__SHORT PROBLEM__:
Each line of the material must be returned exactly.

__DATA IN THIS EXERCISE__:
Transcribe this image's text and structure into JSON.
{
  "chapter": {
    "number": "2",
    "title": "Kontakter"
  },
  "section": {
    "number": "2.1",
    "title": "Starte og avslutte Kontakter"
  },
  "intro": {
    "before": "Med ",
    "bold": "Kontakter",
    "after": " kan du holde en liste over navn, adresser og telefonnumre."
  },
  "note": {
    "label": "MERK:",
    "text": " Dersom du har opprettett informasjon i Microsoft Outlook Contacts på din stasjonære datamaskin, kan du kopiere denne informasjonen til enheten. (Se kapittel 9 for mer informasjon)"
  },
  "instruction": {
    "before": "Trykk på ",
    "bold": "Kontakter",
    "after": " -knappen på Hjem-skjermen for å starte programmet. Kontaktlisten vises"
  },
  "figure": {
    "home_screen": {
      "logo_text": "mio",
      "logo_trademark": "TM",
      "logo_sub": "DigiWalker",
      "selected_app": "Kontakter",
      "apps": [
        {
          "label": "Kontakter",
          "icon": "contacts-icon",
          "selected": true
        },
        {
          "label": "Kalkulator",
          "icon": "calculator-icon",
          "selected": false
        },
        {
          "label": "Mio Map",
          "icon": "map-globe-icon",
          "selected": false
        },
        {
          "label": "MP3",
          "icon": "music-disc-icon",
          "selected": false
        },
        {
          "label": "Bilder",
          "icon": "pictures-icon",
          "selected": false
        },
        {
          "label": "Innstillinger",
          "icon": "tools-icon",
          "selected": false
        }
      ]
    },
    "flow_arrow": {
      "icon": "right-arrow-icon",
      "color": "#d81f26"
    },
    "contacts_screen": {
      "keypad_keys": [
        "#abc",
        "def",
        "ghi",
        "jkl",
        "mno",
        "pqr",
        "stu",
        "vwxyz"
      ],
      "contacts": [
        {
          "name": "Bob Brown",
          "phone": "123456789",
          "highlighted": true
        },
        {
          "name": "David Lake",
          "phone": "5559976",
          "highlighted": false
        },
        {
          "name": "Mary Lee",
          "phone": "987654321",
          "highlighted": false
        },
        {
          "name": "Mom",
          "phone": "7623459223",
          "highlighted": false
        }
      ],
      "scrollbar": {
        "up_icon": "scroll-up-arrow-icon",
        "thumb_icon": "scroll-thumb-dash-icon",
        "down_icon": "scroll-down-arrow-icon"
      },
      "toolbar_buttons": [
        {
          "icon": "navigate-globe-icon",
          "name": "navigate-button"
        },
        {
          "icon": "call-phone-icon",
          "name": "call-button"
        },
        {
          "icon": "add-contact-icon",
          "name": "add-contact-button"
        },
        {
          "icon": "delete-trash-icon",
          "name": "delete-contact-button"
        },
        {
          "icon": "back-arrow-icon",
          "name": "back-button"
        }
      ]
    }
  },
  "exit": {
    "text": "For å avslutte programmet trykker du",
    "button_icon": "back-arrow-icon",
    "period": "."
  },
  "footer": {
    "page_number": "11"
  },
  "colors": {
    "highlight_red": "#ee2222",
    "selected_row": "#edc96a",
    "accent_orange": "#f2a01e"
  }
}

__REPLY TO THE EXERCISE__:
Transcribe this image's text and structure into JSON.
{
  "chapter": {
    "number": "2",
    "title": "Kontakter"
  },
  "section": {
    "number": "2.1",
    "title": "Starte og avslutte Kontakter"
  },
  "intro": {
    "before": "Med ",
    "bold": "Kontakter",
    "after": " kan du holde en liste over navn, adresser og telefonnumre."
  },
  "note": {
    "label": "MERK:",
    "text": " Dersom du har opprettett informasjon i Microsoft Outlook Contacts på din stasjonære datamaskin, kan du kopiere denne informasjonen til enheten. (Se kapittel 9 for mer informasjon)"
  },
  "instruction": {
    "before": "Trykk på ",
    "bold": "Kontakter",
    "after": " -knappen på Hjem-skjermen for å starte programmet. Kontaktlisten vises"
  },
  "figure": {
    "home_screen": {
      "logo_text": "mio",
      "logo_trademark": "TM",
      "logo_sub": "DigiWalker",
      "selected_app": "Kontakter",
      "apps": [
        {
          "label": "Kontakter",
          "icon": "contacts-icon",
          "selected": true
        },
        {
          "label": "Kalkulator",
          "icon": "calculator-icon",
          "selected": false
        },
        {
          "label": "Mio Map",
          "icon": "map-globe-icon",
          "selected": false
        },
        {
          "label": "MP3",
          "icon": "music-disc-icon",
          "selected": false
        },
        {
          "label": "Bilder",
          "icon": "pictures-icon",
          "selected": false
        },
        {
          "label": "Innstillinger",
          "icon": "tools-icon",
          "selected": false
        }
      ]
    },
    "flow_arrow": {
      "icon": "right-arrow-icon",
      "color": "#d81f26"
    },
    "contacts_screen": {
      "keypad_keys": [
        "#abc",
        "def",
        "ghi",
        "jkl",
        "mno",
        "pqr",
        "stu",
        "vwxyz"
      ],
      "contacts": [
        {
          "name": "Bob Brown",
          "phone": "123456789",
          "highlighted": true
        },
        {
          "name": "David Lake",
          "phone": "5559976",
          "highlighted": false
        },
        {
          "name": "Mary Lee",
          "phone": "987654321",
          "highlighted": false
        },
        {
          "name": "Mom",
          "phone": "7623459223",
          "highlighted": false
        }
      ],
      "scrollbar": {
        "up_icon": "scroll-up-arrow-icon",
        "thumb_icon": "scroll-thumb-dash-icon",
        "down_icon": "scroll-down-arrow-icon"
      },
      "toolbar_buttons": [
        {
          "icon": "navigate-globe-icon",
          "name": "navigate-button"
        },
        {
          "icon": "call-phone-icon",
          "name": "call-button"
        },
        {
          "icon": "add-contact-icon",
          "name": "add-contact-button"
        },
        {
          "icon": "delete-trash-icon",
          "name": "delete-contact-button"
        },
        {
          "icon": "back-arrow-icon",
          "name": "back-button"
        }
      ]
    }
  },
  "exit": {
    "text": "For å avslutte programmet trykker du",
    "button_icon": "back-arrow-icon",
    "period": "."
  },
  "footer": {
    "page_number": "11"
  },
  "colors": {
    "highlight_red": "#ee2222",
    "selected_row": "#edc96a",
    "accent_orange": "#f2a01e"
  }
}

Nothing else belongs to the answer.